* Directive *
Spot each line in the records below where the word "this" occurs, then copy it.

------------------------

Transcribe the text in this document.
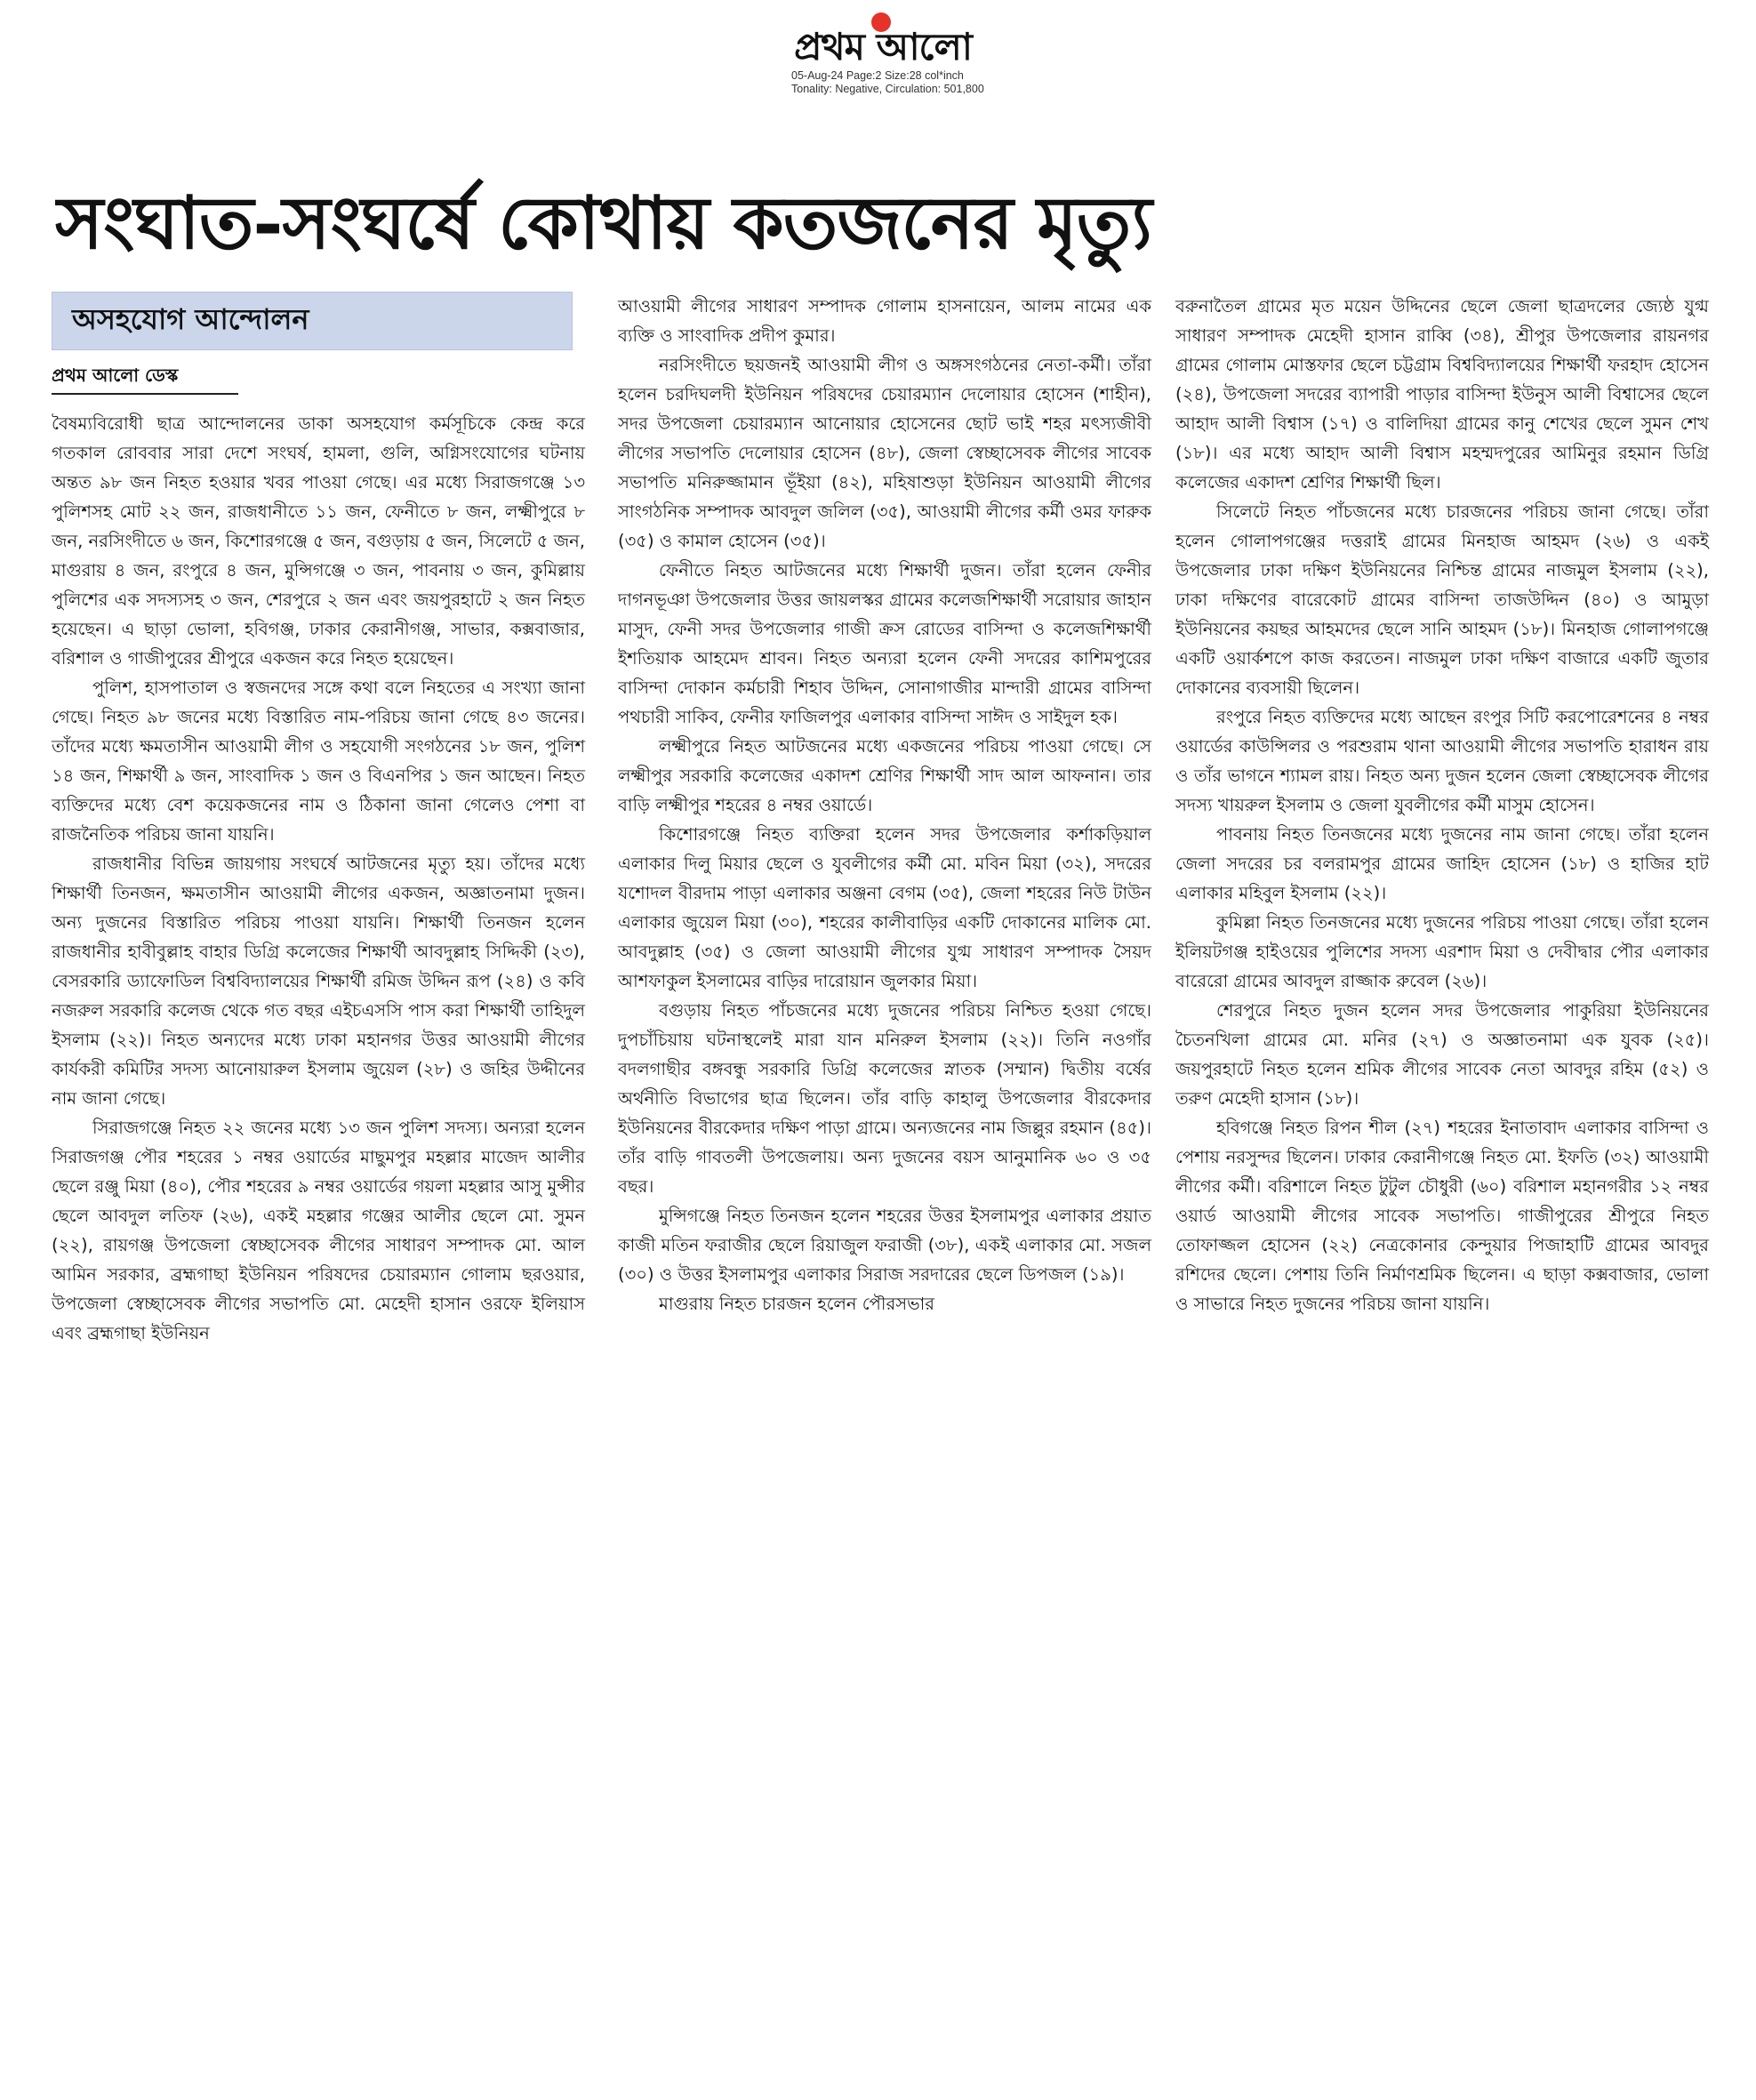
প্রথম আলো
05-Aug-24 Page:2 Size:28 col*inch
Tonality: Negative, Circulation: 501,800
সংঘাত-সংঘর্ষে কোথায় কতজনের মৃত্যু
অসহযোগ আন্দোলন
প্রথম আলো ডেস্ক

বৈষম্যবিরোধী ছাত্র আন্দোলনের ডাকা অসহযোগ কর্মসূচিকে কেন্দ্র করে গতকাল রোববার সারা দেশে সংঘর্ষ, হামলা, গুলি, অগ্নিসংযোগের ঘটনায় অন্তত ৯৮ জন নিহত হওয়ার খবর পাওয়া গেছে। এর মধ্যে সিরাজগঞ্জে ১৩ পুলিশসহ মোট ২২ জন, রাজধানীতে ১১ জন, ফেনীতে ৮ জন, লক্ষ্মীপুরে ৮ জন, নরসিংদীতে ৬ জন, কিশোরগঞ্জে ৫ জন, বগুড়ায় ৫ জন, সিলেটে ৫ জন, মাগুরায় ৪ জন, রংপুরে ৪ জন, মুন্সিগঞ্জে ৩ জন, পাবনায় ৩ জন, কুমিল্লায় পুলিশের এক সদস্যসহ ৩ জন, শেরপুরে ২ জন এবং জয়পুরহাটে ২ জন নিহত হয়েছেন। এ ছাড়া ভোলা, হবিগঞ্জ, ঢাকার কেরানীগঞ্জ, সাভার, কক্সবাজার, বরিশাল ও গাজীপুরের শ্রীপুরে একজন করে নিহত হয়েছেন।

পুলিশ, হাসপাতাল ও স্বজনদের সঙ্গে কথা বলে নিহতের এ সংখ্যা জানা গেছে। নিহত ৯৮ জনের মধ্যে বিস্তারিত নাম-পরিচয় জানা গেছে ৪৩ জনের। তাঁদের মধ্যে ক্ষমতাসীন আওয়ামী লীগ ও সহযোগী সংগঠনের ১৮ জন, পুলিশ ১৪ জন, শিক্ষার্থী ৯ জন, সাংবাদিক ১ জন ও বিএনপির ১ জন আছেন। নিহত ব্যক্তিদের মধ্যে বেশ কয়েকজনের নাম ও ঠিকানা জানা গেলেও পেশা বা রাজনৈতিক পরিচয় জানা যায়নি।

রাজধানীর বিভিন্ন জায়গায় সংঘর্ষে আটজনের মৃত্যু হয়। তাঁদের মধ্যে শিক্ষার্থী তিনজন, ক্ষমতাসীন আওয়ামী লীগের একজন, অজ্ঞাতনামা দুজন। অন্য দুজনের বিস্তারিত পরিচয় পাওয়া যায়নি। শিক্ষার্থী তিনজন হলেন রাজধানীর হাবীবুল্লাহ বাহার ডিগ্রি কলেজের শিক্ষার্থী আবদুল্লাহ সিদ্দিকী (২৩), বেসরকারি ড্যাফোডিল বিশ্ববিদ্যালয়ের শিক্ষার্থী রমিজ উদ্দিন রূপ (২৪) ও কবি নজরুল সরকারি কলেজ থেকে গত বছর এইচএসসি পাস করা শিক্ষার্থী তাহিদুল ইসলাম (২২)। নিহত অন্যদের মধ্যে ঢাকা মহানগর উত্তর আওয়ামী লীগের কার্যকরী কমিটির সদস্য আনোয়ারুল ইসলাম জুয়েল (২৮) ও জহির উদ্দীনের নাম জানা গেছে।

সিরাজগঞ্জে নিহত ২২ জনের মধ্যে ১৩ জন পুলিশ সদস্য। অন্যরা হলেন সিরাজগঞ্জ পৌর শহরের ১ নম্বর ওয়ার্ডের মাছুমপুর মহল্লার মাজেদ আলীর ছেলে রঞ্জু মিয়া (৪০), পৌর শহরের ৯ নম্বর ওয়ার্ডের গয়লা মহল্লার আসু মুন্সীর ছেলে আবদুল লতিফ (২৬), একই মহল্লার গঞ্জের আলীর ছেলে মো. সুমন (২২), রায়গঞ্জ উপজেলা স্বেচ্ছাসেবক লীগের সাধারণ সম্পাদক মো. আল আমিন সরকার, ব্রহ্মগাছা ইউনিয়ন পরিষদের চেয়ারম্যান গোলাম ছরওয়ার, উপজেলা স্বেচ্ছাসেবক লীগের সভাপতি মো. মেহেদী হাসান ওরফে ইলিয়াস এবং ব্রহ্মগাছা ইউনিয়ন

আওয়ামী লীগের সাধারণ সম্পাদক গোলাম হাসনায়েন, আলম নামের এক ব্যক্তি ও সাংবাদিক প্রদীপ কুমার।

নরসিংদীতে ছয়জনই আওয়ামী লীগ ও অঙ্গসংগঠনের নেতা-কর্মী। তাঁরা হলেন চরদিঘলদী ইউনিয়ন পরিষদের চেয়ারম্যান দেলোয়ার হোসেন (শাহীন), সদর উপজেলা চেয়ারম্যান আনোয়ার হোসেনের ছোট ভাই শহর মৎস্যজীবী লীগের সভাপতি দেলোয়ার হোসেন (৪৮), জেলা স্বেচ্ছাসেবক লীগের সাবেক সভাপতি মনিরুজ্জামান ভূঁইয়া (৪২), মহিষাশুড়া ইউনিয়ন আওয়ামী লীগের সাংগঠনিক সম্পাদক আবদুল জলিল (৩৫), আওয়ামী লীগের কর্মী ওমর ফারুক (৩৫) ও কামাল হোসেন (৩৫)।

ফেনীতে নিহত আটজনের মধ্যে শিক্ষার্থী দুজন। তাঁরা হলেন ফেনীর দাগনভূঞা উপজেলার উত্তর জায়লস্কর গ্রামের কলেজশিক্ষার্থী সরোয়ার জাহান মাসুদ, ফেনী সদর উপজেলার গাজী ক্রস রোডের বাসিন্দা ও কলেজশিক্ষার্থী ইশতিয়াক আহমেদ শ্রাবন। নিহত অন্যরা হলেন ফেনী সদরের কাশিমপুরের বাসিন্দা দোকান কর্মচারী শিহাব উদ্দিন, সোনাগাজীর মান্দারী গ্রামের বাসিন্দা পথচারী সাকিব, ফেনীর ফাজিলপুর এলাকার বাসিন্দা সাঈদ ও সাইদুল হক।

লক্ষ্মীপুরে নিহত আটজনের মধ্যে একজনের পরিচয় পাওয়া গেছে। সে লক্ষ্মীপুর সরকারি কলেজের একাদশ শ্রেণির শিক্ষার্থী সাদ আল আফনান। তার বাড়ি লক্ষ্মীপুর শহরের ৪ নম্বর ওয়ার্ডে।

কিশোরগঞ্জে নিহত ব্যক্তিরা হলেন সদর উপজেলার কর্শাকড়িয়াল এলাকার দিলু মিয়ার ছেলে ও যুবলীগের কর্মী মো. মবিন মিয়া (৩২), সদরের যশোদল বীরদাম পাড়া এলাকার অঞ্জনা বেগম (৩৫), জেলা শহরের নিউ টাউন এলাকার জুয়েল মিয়া (৩০), শহরের কালীবাড়ির একটি দোকানের মালিক মো. আবদুল্লাহ (৩৫) ও জেলা আওয়ামী লীগের যুগ্ম সাধারণ সম্পাদক সৈয়দ আশফাকুল ইসলামের বাড়ির দারোয়ান জুলকার মিয়া।

বগুড়ায় নিহত পাঁচজনের মধ্যে দুজনের পরিচয় নিশ্চিত হওয়া গেছে। দুপচাঁচিয়ায় ঘটনাস্থলেই মারা যান মনিরুল ইসলাম (২২)। তিনি নওগাঁর বদলগাছীর বঙ্গবন্ধু সরকারি ডিগ্রি কলেজের স্নাতক (সম্মান) দ্বিতীয় বর্ষের অর্থনীতি বিভাগের ছাত্র ছিলেন। তাঁর বাড়ি কাহালু উপজেলার বীরকেদার ইউনিয়নের বীরকেদার দক্ষিণ পাড়া গ্রামে। অন্যজনের নাম জিল্লুর রহমান (৪৫)। তাঁর বাড়ি গাবতলী উপজেলায়। অন্য দুজনের বয়স আনুমানিক ৬০ ও ৩৫ বছর।

মুন্সিগঞ্জে নিহত তিনজন হলেন শহরের উত্তর ইসলামপুর এলাকার প্রয়াত কাজী মতিন ফরাজীর ছেলে রিয়াজুল ফরাজী (৩৮), একই এলাকার মো. সজল (৩০) ও উত্তর ইসলামপুর এলাকার সিরাজ সরদারের ছেলে ডিপজল (১৯)।

মাগুরায় নিহত চারজন হলেন পৌরসভার

বরুনাতৈল গ্রামের মৃত ময়েন উদ্দিনের ছেলে জেলা ছাত্রদলের জ্যেষ্ঠ যুগ্ম সাধারণ সম্পাদক মেহেদী হাসান রাব্বি (৩৪), শ্রীপুর উপজেলার রায়নগর গ্রামের গোলাম মোস্তফার ছেলে চট্টগ্রাম বিশ্ববিদ্যালয়ের শিক্ষার্থী ফরহাদ হোসেন (২৪), উপজেলা সদরের ব্যাপারী পাড়ার বাসিন্দা ইউনুস আলী বিশ্বাসের ছেলে আহাদ আলী বিশ্বাস (১৭) ও বালিদিয়া গ্রামের কানু শেখের ছেলে সুমন শেখ (১৮)। এর মধ্যে আহাদ আলী বিশ্বাস মহম্মদপুরের আমিনুর রহমান ডিগ্রি কলেজের একাদশ শ্রেণির শিক্ষার্থী ছিল।

সিলেটে নিহত পাঁচজনের মধ্যে চারজনের পরিচয় জানা গেছে। তাঁরা হলেন গোলাপগঞ্জের দত্তরাই গ্রামের মিনহাজ আহমদ (২৬) ও একই উপজেলার ঢাকা দক্ষিণ ইউনিয়নের নিশ্চিন্ত গ্রামের নাজমুল ইসলাম (২২), ঢাকা দক্ষিণের বারেকোট গ্রামের বাসিন্দা তাজউদ্দিন (৪০) ও আমুড়া ইউনিয়নের কয়ছর আহমদের ছেলে সানি আহমদ (১৮)। মিনহাজ গোলাপগঞ্জে একটি ওয়ার্কশপে কাজ করতেন। নাজমুল ঢাকা দক্ষিণ বাজারে একটি জুতার দোকানের ব্যবসায়ী ছিলেন।

রংপুরে নিহত ব্যক্তিদের মধ্যে আছেন রংপুর সিটি করপোরেশনের ৪ নম্বর ওয়ার্ডের কাউন্সিলর ও পরশুরাম থানা আওয়ামী লীগের সভাপতি হারাধন রায় ও তাঁর ভাগনে শ্যামল রায়। নিহত অন্য দুজন হলেন জেলা স্বেচ্ছাসেবক লীগের সদস্য খায়রুল ইসলাম ও জেলা যুবলীগের কর্মী মাসুম হোসেন।

পাবনায় নিহত তিনজনের মধ্যে দুজনের নাম জানা গেছে। তাঁরা হলেন জেলা সদরের চর বলরামপুর গ্রামের জাহিদ হোসেন (১৮) ও হাজির হাট এলাকার মহিবুল ইসলাম (২২)।

কুমিল্লা নিহত তিনজনের মধ্যে দুজনের পরিচয় পাওয়া গেছে। তাঁরা হলেন ইলিয়টগঞ্জ হাইওয়ের পুলিশের সদস্য এরশাদ মিয়া ও দেবীদ্বার পৌর এলাকার বারেরো গ্রামের আবদুল রাজ্জাক রুবেল (২৬)।

শেরপুরে নিহত দুজন হলেন সদর উপজেলার পাকুরিয়া ইউনিয়নের চৈতনখিলা গ্রামের মো. মনির (২৭) ও অজ্ঞাতনামা এক যুবক (২৫)। জয়পুরহাটে নিহত হলেন শ্রমিক লীগের সাবেক নেতা আবদুর রহিম (৫২) ও তরুণ মেহেদী হাসান (১৮)।

হবিগঞ্জে নিহত রিপন শীল (২৭) শহরের ইনাতাবাদ এলাকার বাসিন্দা ও পেশায় নরসুন্দর ছিলেন। ঢাকার কেরানীগঞ্জে নিহত মো. ইফতি (৩২) আওয়ামী লীগের কর্মী। বরিশালে নিহত টুটুল চৌধুরী (৬০) বরিশাল মহানগরীর ১২ নম্বর ওয়ার্ড আওয়ামী লীগের সাবেক সভাপতি। গাজীপুরের শ্রীপুরে নিহত তোফাজ্জল হোসেন (২২) নেত্রকোনার কেন্দুয়ার পিজাহাটি গ্রামের আবদুর রশিদের ছেলে। পেশায় তিনি নির্মাণশ্রমিক ছিলেন। এ ছাড়া কক্সবাজার, ভোলা ও সাভারে নিহত দুজনের পরিচয় জানা যায়নি।
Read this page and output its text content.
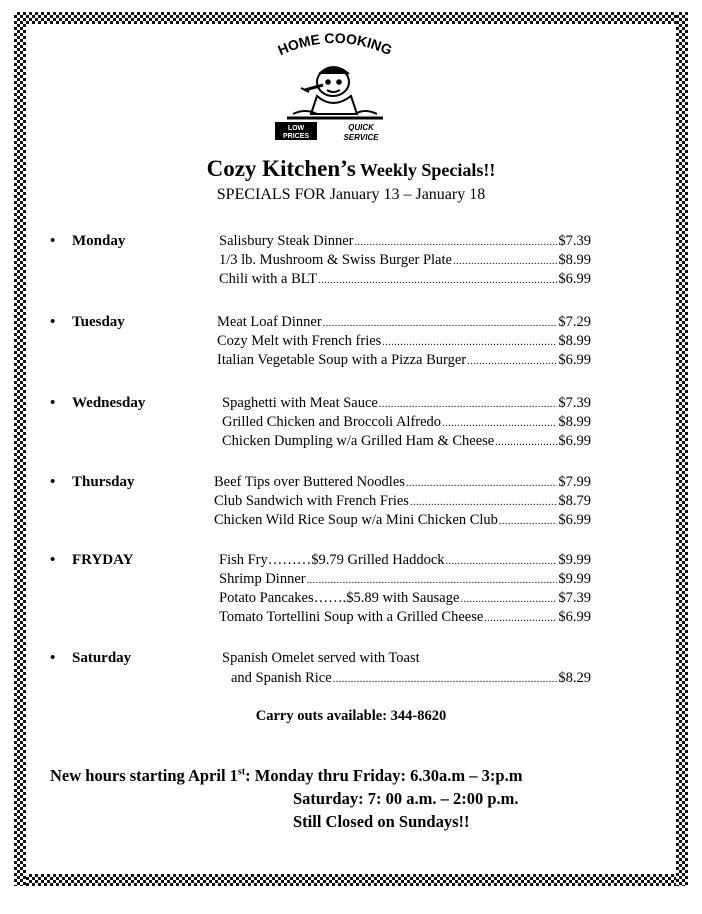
HOME COOKING
LOW
PRICES
QUICK
SERVICE
Cozy Kitchen’s Weekly Specials!!
SPECIALS FOR January 13 – January 18
• Monday	Salisbury Steak Dinner .....	$7.39
1/3 lb. Mushroom & Swiss Burger Plate .....	$8.99
Chili with a BLT .....	$6.99
• Tuesday	Meat Loaf Dinner .....	$7.29
Cozy Melt with French fries .....	$8.99
Italian Vegetable Soup with a Pizza Burger .....	$6.99
• Wednesday	Spaghetti with Meat Sauce .....	$7.39
Grilled Chicken and Broccoli Alfredo .....	$8.99
Chicken Dumpling w/a Grilled Ham & Cheese .....	$6.99
• Thursday	Beef Tips over Buttered Noodles .....	$7.99
Club Sandwich with French Fries .....	$8.79
Chicken Wild Rice Soup w/a Mini Chicken Club .....	$6.99
• FRYDAY	Fish Fry………$9.79 Grilled Haddock .....	$9.99
Shrimp Dinner .....	$9.99
Potato Pancakes…….$5.89 with Sausage .....	$7.39
Tomato Tortellini Soup with a Grilled Cheese .....	$6.99
• Saturday	Spanish Omelet served with Toast
and Spanish Rice .....	$8.29
Carry outs available: 344-8620
New hours starting April 1st: Monday thru Friday: 6.30a.m – 3:p.m
Saturday: 7: 00 a.m. – 2:00 p.m.
Still Closed on Sundays!!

------------------------

* Task result *
Transcribe the text in this document.
Read this page and output its text content.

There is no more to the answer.